# Document extract:
::::::::::
Digitally preserving local history with Dorset History Centre
Dorset History Centre (DHC), a valued Preservica customer responsible for archiving historical material from within Dorset’s county borders, has recently launched a fundraising campaign to digitally preserve the work of the late local photographer Graham Herbert.
I recently caught up with Cassandra Pickavance, Archives Service Officer (Digital Preservation) with the Dorset History Centre, who told me all about this fascinating initiative.
Graham’s photos provide an evocative glimpse into 20th century life in the area
The photos include everything from working crews in the ports of Dorset to Weymouth’s local ‘Bond Girl’. However, the physical media on which they are stored are at risk of deterioration and being lost forever.
The hope is now that by using Preservica’s cloud-based preservation capabilities, the DHC will be able to keep digitised master copies of the photographs accessible for decades to come.
::::::::::
# Instruction 1:
In the piece on Dorset History Centre, what job title does Cassandra Pickavance hold?
# Instruction 2:
Reproduce the portion of the Dorset History Centre piece starting at "Digitally preserving local" and ending at "photographer Graham Herbert.".
::::::::::
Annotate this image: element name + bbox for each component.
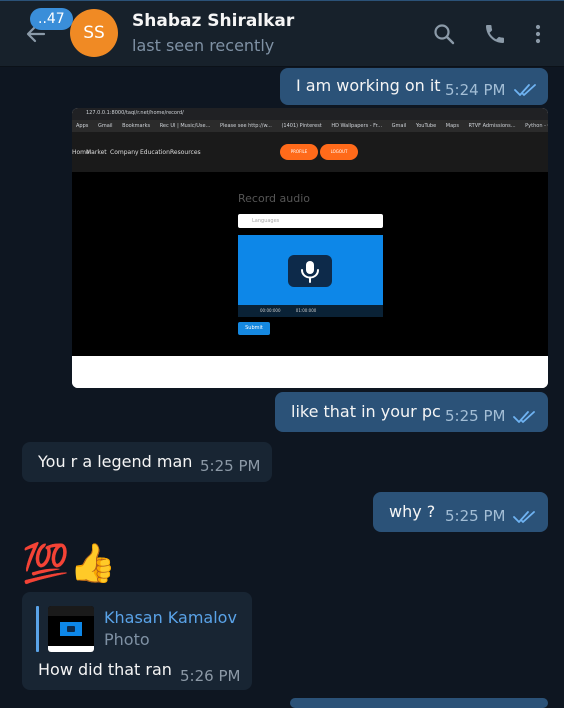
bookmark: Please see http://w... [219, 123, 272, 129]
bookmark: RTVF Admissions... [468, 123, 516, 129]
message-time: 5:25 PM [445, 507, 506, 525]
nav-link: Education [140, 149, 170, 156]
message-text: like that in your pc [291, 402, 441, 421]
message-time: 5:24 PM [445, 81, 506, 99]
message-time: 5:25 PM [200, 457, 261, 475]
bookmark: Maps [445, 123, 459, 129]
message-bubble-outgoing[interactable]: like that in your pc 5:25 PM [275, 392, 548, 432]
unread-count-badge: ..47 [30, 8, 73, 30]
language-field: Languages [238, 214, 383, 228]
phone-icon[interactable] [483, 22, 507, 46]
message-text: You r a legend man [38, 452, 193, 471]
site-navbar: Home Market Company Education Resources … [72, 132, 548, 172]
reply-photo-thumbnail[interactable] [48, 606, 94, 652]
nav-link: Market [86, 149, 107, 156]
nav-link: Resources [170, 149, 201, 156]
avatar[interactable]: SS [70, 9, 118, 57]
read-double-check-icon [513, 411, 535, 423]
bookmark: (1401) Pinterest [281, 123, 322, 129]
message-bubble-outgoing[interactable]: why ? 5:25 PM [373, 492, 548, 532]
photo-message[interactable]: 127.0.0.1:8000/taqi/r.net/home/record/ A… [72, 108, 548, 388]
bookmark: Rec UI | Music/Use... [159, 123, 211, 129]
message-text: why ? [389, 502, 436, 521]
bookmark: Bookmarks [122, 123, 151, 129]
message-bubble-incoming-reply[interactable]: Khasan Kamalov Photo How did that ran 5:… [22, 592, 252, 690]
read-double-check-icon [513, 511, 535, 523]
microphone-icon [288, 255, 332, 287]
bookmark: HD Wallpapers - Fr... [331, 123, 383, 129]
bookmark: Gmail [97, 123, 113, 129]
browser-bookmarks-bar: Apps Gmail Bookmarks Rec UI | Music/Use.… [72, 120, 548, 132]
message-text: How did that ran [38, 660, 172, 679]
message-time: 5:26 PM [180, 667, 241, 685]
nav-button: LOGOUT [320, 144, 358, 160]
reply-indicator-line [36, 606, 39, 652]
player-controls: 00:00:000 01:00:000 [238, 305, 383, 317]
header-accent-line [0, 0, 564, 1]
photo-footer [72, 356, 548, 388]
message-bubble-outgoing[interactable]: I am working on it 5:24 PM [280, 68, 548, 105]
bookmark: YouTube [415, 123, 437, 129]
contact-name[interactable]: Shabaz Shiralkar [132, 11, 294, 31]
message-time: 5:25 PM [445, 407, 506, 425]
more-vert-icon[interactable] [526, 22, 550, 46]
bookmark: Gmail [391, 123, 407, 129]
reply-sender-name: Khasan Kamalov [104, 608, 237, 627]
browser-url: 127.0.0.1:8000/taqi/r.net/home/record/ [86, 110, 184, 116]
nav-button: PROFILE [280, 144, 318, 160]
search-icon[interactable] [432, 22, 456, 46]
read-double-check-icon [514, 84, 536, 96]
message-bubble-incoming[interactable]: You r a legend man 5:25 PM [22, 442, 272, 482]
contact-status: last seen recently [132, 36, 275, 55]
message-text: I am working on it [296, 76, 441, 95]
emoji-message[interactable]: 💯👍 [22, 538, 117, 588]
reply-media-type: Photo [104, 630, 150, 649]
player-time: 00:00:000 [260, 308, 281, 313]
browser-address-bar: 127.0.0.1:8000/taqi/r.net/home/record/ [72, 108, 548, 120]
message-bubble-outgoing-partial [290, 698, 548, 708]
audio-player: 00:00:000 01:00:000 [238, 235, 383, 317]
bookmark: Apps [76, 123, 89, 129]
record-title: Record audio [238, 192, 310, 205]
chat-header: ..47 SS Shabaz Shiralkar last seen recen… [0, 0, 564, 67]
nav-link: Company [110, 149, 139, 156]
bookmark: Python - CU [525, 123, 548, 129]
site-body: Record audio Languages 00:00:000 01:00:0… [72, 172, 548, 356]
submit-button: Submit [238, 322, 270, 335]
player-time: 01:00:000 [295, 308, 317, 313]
::::::::::
# Right answer 1:
Archives Service Officer (Digital Preservation)

# Right answer 2:
Digitally preserving local history with Dorset History Centre
Dorset History Centre (DHC), a valued Preservica customer responsible for archiving historical material from within Dorset’s county borders, has recently launched a fundraising campaign to digitally preserve the work of the late local photographer Graham Herbert.